▶ **YOUR OBJECTIVE**: Repeat every record below exactly, but leave out any pictures.
-- begin --
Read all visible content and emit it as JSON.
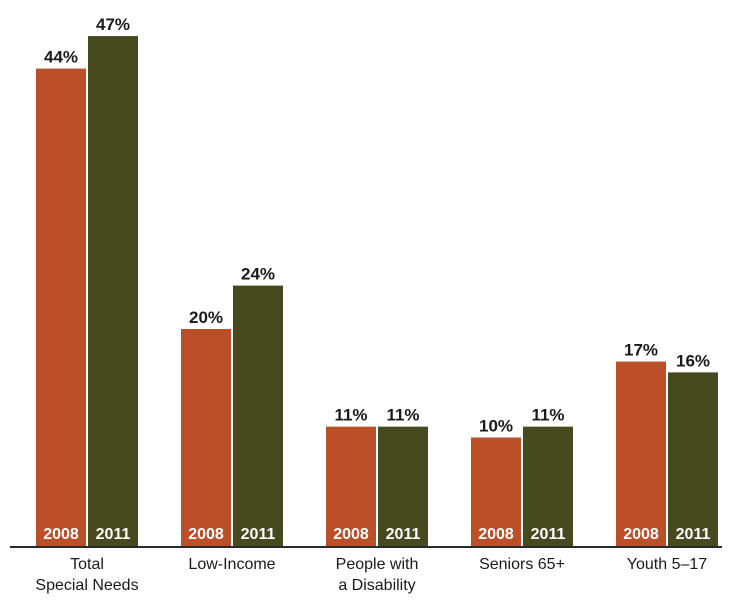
{
  "chart_data": {
    "type": "bar",
    "categories": [
      [
        "Total",
        "Special Needs"
      ],
      [
        "Low-Income"
      ],
      [
        "People with",
        "a Disability"
      ],
      [
        "Seniors 65+"
      ],
      [
        "Youth 5–17"
      ]
    ],
    "series": [
      {
        "name": "2008",
        "values": [
          44,
          20,
          11,
          10,
          17
        ],
        "color": "#bb4f27"
      },
      {
        "name": "2011",
        "values": [
          47,
          24,
          11,
          11,
          16
        ],
        "color": "#47491e"
      }
    ],
    "value_suffix": "%",
    "ylim": [
      0,
      50
    ],
    "grid": false,
    "legend": "none",
    "in_bar_labels": true,
    "label_color_dark": "#1a1a1a",
    "label_color_light": "#ffffff",
    "axis_color": "#2a2a2a"
  }
}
-- end --
▶ **WRITTEN ANSWER**:
Read all visible content and emit it as JSON.
{
  "chart_data": {
    "type": "bar",
    "categories": [
      [
        "Total",
        "Special Needs"
      ],
      [
        "Low-Income"
      ],
      [
        "People with",
        "a Disability"
      ],
      [
        "Seniors 65+"
      ],
      [
        "Youth 5–17"
      ]
    ],
    "series": [
      {
        "name": "2008",
        "values": [
          44,
          20,
          11,
          10,
          17
        ],
        "color": "#bb4f27"
      },
      {
        "name": "2011",
        "values": [
          47,
          24,
          11,
          11,
          16
        ],
        "color": "#47491e"
      }
    ],
    "value_suffix": "%",
    "ylim": [
      0,
      50
    ],
    "grid": false,
    "legend": "none",
    "in_bar_labels": true,
    "label_color_dark": "#1a1a1a",
    "label_color_light": "#ffffff",
    "axis_color": "#2a2a2a"
  }
}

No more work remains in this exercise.